The request - Make an exact copy of the records, with the images left out.

Record set -

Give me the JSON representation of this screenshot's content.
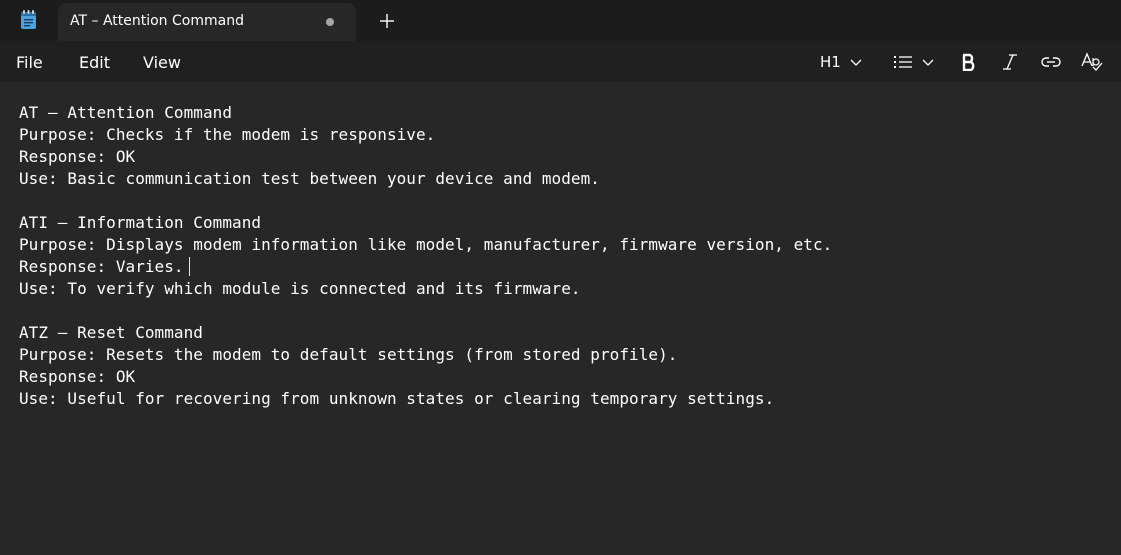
{
  "tab": {
    "title": "AT – Attention Command",
    "unsaved": true
  },
  "menu": {
    "file": "File",
    "edit": "Edit",
    "view": "View"
  },
  "toolbar": {
    "heading_label": "H1",
    "icons": [
      "chevron-down-icon",
      "list-icon",
      "bold-icon",
      "italic-icon",
      "link-icon",
      "spellcheck-icon"
    ]
  },
  "document": {
    "lines": [
      "AT – Attention Command",
      "Purpose: Checks if the modem is responsive.",
      "Response: OK",
      "Use: Basic communication test between your device and modem.",
      "",
      "ATI – Information Command",
      "Purpose: Displays modem information like model, manufacturer, firmware version, etc.",
      "Response: Varies.",
      "Use: To verify which module is connected and its firmware.",
      "",
      "ATZ – Reset Command",
      "Purpose: Resets the modem to default settings (from stored profile).",
      "Response: OK",
      "Use: Useful for recovering from unknown states or clearing temporary settings."
    ]
  },
  "colors": {
    "tabstrip_bg": "#1c1c1c",
    "menubar_bg": "#202020",
    "editor_bg": "#272727",
    "text": "#ffffff",
    "icon_accent": "#4aa3df"
  }
}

Complete answer -
Give me the JSON representation of this screenshot's content.
{
  "tab": {
    "title": "AT – Attention Command",
    "unsaved": true
  },
  "menu": {
    "file": "File",
    "edit": "Edit",
    "view": "View"
  },
  "toolbar": {
    "heading_label": "H1",
    "icons": [
      "chevron-down-icon",
      "list-icon",
      "bold-icon",
      "italic-icon",
      "link-icon",
      "spellcheck-icon"
    ]
  },
  "document": {
    "lines": [
      "AT – Attention Command",
      "Purpose: Checks if the modem is responsive.",
      "Response: OK",
      "Use: Basic communication test between your device and modem.",
      "",
      "ATI – Information Command",
      "Purpose: Displays modem information like model, manufacturer, firmware version, etc.",
      "Response: Varies.",
      "Use: To verify which module is connected and its firmware.",
      "",
      "ATZ – Reset Command",
      "Purpose: Resets the modem to default settings (from stored profile).",
      "Response: OK",
      "Use: Useful for recovering from unknown states or clearing temporary settings."
    ]
  },
  "colors": {
    "tabstrip_bg": "#1c1c1c",
    "menubar_bg": "#202020",
    "editor_bg": "#272727",
    "text": "#ffffff",
    "icon_accent": "#4aa3df"
  }
}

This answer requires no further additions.